__TASK DIRECTIONS__:
Transcribe the material below exactly as it appears.

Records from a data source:
......
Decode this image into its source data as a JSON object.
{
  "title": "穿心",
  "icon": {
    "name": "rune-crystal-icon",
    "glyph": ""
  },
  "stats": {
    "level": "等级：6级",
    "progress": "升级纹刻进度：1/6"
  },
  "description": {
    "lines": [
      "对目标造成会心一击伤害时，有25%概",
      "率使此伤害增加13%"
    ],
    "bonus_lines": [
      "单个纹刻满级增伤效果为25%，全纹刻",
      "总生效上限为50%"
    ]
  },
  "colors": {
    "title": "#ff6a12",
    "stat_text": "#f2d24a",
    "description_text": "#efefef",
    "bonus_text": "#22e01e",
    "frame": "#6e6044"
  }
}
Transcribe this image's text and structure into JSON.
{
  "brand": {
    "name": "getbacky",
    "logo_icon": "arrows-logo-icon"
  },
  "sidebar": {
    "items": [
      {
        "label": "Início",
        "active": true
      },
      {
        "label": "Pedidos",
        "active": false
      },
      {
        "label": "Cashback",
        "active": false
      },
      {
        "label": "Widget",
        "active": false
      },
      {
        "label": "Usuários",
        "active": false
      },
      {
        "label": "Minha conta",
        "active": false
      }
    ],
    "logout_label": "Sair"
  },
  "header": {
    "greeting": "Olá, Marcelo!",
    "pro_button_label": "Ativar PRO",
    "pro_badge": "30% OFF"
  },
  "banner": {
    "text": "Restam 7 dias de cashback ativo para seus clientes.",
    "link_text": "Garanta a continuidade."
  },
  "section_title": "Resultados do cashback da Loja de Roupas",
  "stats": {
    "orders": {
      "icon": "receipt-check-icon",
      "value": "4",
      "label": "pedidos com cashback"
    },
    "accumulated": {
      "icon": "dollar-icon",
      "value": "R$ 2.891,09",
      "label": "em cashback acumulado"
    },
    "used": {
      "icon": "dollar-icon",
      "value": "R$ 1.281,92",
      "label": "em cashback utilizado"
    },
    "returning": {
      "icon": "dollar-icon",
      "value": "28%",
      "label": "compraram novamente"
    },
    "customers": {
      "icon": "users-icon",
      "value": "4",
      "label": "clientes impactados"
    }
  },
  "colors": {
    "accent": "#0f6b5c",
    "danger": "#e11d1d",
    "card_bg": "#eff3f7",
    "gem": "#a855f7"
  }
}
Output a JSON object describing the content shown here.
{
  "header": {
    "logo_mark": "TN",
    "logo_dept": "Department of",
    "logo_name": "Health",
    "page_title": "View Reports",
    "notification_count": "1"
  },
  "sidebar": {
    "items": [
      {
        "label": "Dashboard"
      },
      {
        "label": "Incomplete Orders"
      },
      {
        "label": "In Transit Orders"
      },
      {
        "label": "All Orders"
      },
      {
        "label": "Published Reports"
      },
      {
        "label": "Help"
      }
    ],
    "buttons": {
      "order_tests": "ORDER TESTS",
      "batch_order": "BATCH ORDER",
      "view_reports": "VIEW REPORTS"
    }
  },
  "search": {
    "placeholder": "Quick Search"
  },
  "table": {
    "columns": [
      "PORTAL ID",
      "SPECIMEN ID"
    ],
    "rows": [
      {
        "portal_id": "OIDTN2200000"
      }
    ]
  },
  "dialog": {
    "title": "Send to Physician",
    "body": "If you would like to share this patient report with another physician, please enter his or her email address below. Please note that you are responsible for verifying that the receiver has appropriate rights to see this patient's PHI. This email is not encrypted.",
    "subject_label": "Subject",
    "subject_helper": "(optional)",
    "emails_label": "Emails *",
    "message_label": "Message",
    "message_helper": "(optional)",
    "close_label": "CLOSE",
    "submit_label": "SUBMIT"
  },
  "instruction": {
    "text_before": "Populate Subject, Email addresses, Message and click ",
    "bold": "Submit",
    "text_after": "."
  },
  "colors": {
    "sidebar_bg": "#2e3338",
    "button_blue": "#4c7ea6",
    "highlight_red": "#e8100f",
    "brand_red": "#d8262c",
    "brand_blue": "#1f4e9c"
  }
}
......
__RESULT FOR THIS EXERCISE__:
Decode this image into its source data as a JSON object.
{
  "title": "穿心",
  "icon": {
    "name": "rune-crystal-icon",
    "glyph": ""
  },
  "stats": {
    "level": "等级：6级",
    "progress": "升级纹刻进度：1/6"
  },
  "description": {
    "lines": [
      "对目标造成会心一击伤害时，有25%概",
      "率使此伤害增加13%"
    ],
    "bonus_lines": [
      "单个纹刻满级增伤效果为25%，全纹刻",
      "总生效上限为50%"
    ]
  },
  "colors": {
    "title": "#ff6a12",
    "stat_text": "#f2d24a",
    "description_text": "#efefef",
    "bonus_text": "#22e01e",
    "frame": "#6e6044"
  }
}
Transcribe this image's text and structure into JSON.
{
  "brand": {
    "name": "getbacky",
    "logo_icon": "arrows-logo-icon"
  },
  "sidebar": {
    "items": [
      {
        "label": "Início",
        "active": true
      },
      {
        "label": "Pedidos",
        "active": false
      },
      {
        "label": "Cashback",
        "active": false
      },
      {
        "label": "Widget",
        "active": false
      },
      {
        "label": "Usuários",
        "active": false
      },
      {
        "label": "Minha conta",
        "active": false
      }
    ],
    "logout_label": "Sair"
  },
  "header": {
    "greeting": "Olá, Marcelo!",
    "pro_button_label": "Ativar PRO",
    "pro_badge": "30% OFF"
  },
  "banner": {
    "text": "Restam 7 dias de cashback ativo para seus clientes.",
    "link_text": "Garanta a continuidade."
  },
  "section_title": "Resultados do cashback da Loja de Roupas",
  "stats": {
    "orders": {
      "icon": "receipt-check-icon",
      "value": "4",
      "label": "pedidos com cashback"
    },
    "accumulated": {
      "icon": "dollar-icon",
      "value": "R$ 2.891,09",
      "label": "em cashback acumulado"
    },
    "used": {
      "icon": "dollar-icon",
      "value": "R$ 1.281,92",
      "label": "em cashback utilizado"
    },
    "returning": {
      "icon": "dollar-icon",
      "value": "28%",
      "label": "compraram novamente"
    },
    "customers": {
      "icon": "users-icon",
      "value": "4",
      "label": "clientes impactados"
    }
  },
  "colors": {
    "accent": "#0f6b5c",
    "danger": "#e11d1d",
    "card_bg": "#eff3f7",
    "gem": "#a855f7"
  }
}
Output a JSON object describing the content shown here.
{
  "header": {
    "logo_mark": "TN",
    "logo_dept": "Department of",
    "logo_name": "Health",
    "page_title": "View Reports",
    "notification_count": "1"
  },
  "sidebar": {
    "items": [
      {
        "label": "Dashboard"
      },
      {
        "label": "Incomplete Orders"
      },
      {
        "label": "In Transit Orders"
      },
      {
        "label": "All Orders"
      },
      {
        "label": "Published Reports"
      },
      {
        "label": "Help"
      }
    ],
    "buttons": {
      "order_tests": "ORDER TESTS",
      "batch_order": "BATCH ORDER",
      "view_reports": "VIEW REPORTS"
    }
  },
  "search": {
    "placeholder": "Quick Search"
  },
  "table": {
    "columns": [
      "PORTAL ID",
      "SPECIMEN ID"
    ],
    "rows": [
      {
        "portal_id": "OIDTN2200000"
      }
    ]
  },
  "dialog": {
    "title": "Send to Physician",
    "body": "If you would like to share this patient report with another physician, please enter his or her email address below. Please note that you are responsible for verifying that the receiver has appropriate rights to see this patient's PHI. This email is not encrypted.",
    "subject_label": "Subject",
    "subject_helper": "(optional)",
    "emails_label": "Emails *",
    "message_label": "Message",
    "message_helper": "(optional)",
    "close_label": "CLOSE",
    "submit_label": "SUBMIT"
  },
  "instruction": {
    "text_before": "Populate Subject, Email addresses, Message and click ",
    "bold": "Submit",
    "text_after": "."
  },
  "colors": {
    "sidebar_bg": "#2e3338",
    "button_blue": "#4c7ea6",
    "highlight_red": "#e8100f",
    "brand_red": "#d8262c",
    "brand_blue": "#1f4e9c"
  }
}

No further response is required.